Record extracts:
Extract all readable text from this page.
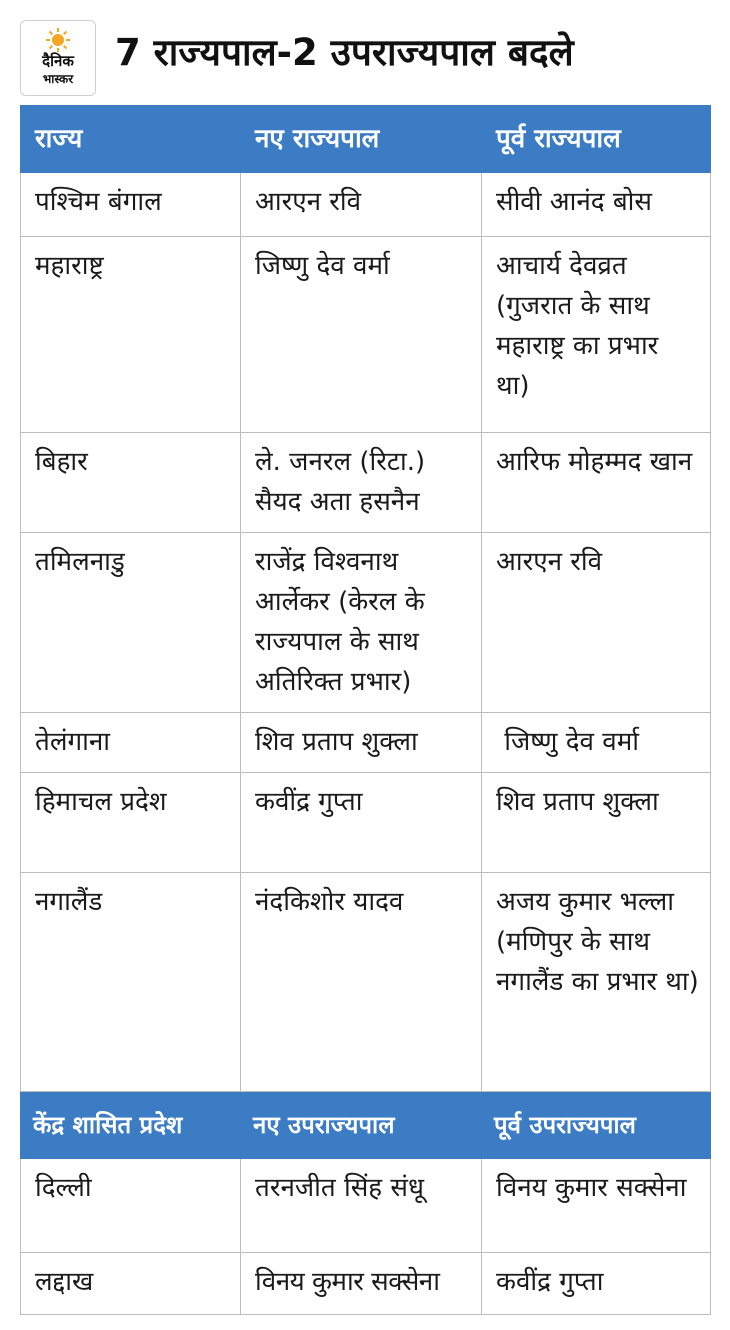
दैनिक
भास्कर
7 राज्यपाल-2 उपराज्यपाल बदले
राज्य	नए राज्यपाल	पूर्व राज्यपाल
पश्चिम बंगाल	आरएन रवि	सीवी आनंद बोस
महाराष्ट्र	जिष्णु देव वर्मा	आचार्य देवव्रत (गुजरात के साथ महाराष्ट्र का प्रभार था)
बिहार	ले. जनरल (रिटा.) सैयद अता हसनैन	आरिफ मोहम्मद खान
तमिलनाडु	राजेंद्र विश्वनाथ आर्लेकर (केरल के राज्यपाल के साथ अतिरिक्त प्रभार)	आरएन रवि
तेलंगाना	शिव प्रताप शुक्ला	जिष्णु देव वर्मा
हिमाचल प्रदेश	कवींद्र गुप्ता	शिव प्रताप शुक्ला
नगालैंड	नंदकिशोर यादव	अजय कुमार भल्ला (मणिपुर के साथ नगालैंड का प्रभार था)
केंद्र शासित प्रदेश	नए उपराज्यपाल	पूर्व उपराज्यपाल
दिल्ली	तरनजीत सिंह संधू	विनय कुमार सक्सेना
लद्दाख	विनय कुमार सक्सेना	कवींद्र गुप्ता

Problem to work on: Note how many lines of the material contain the string "आरएन". Then report that number by itself.

Task answer: 2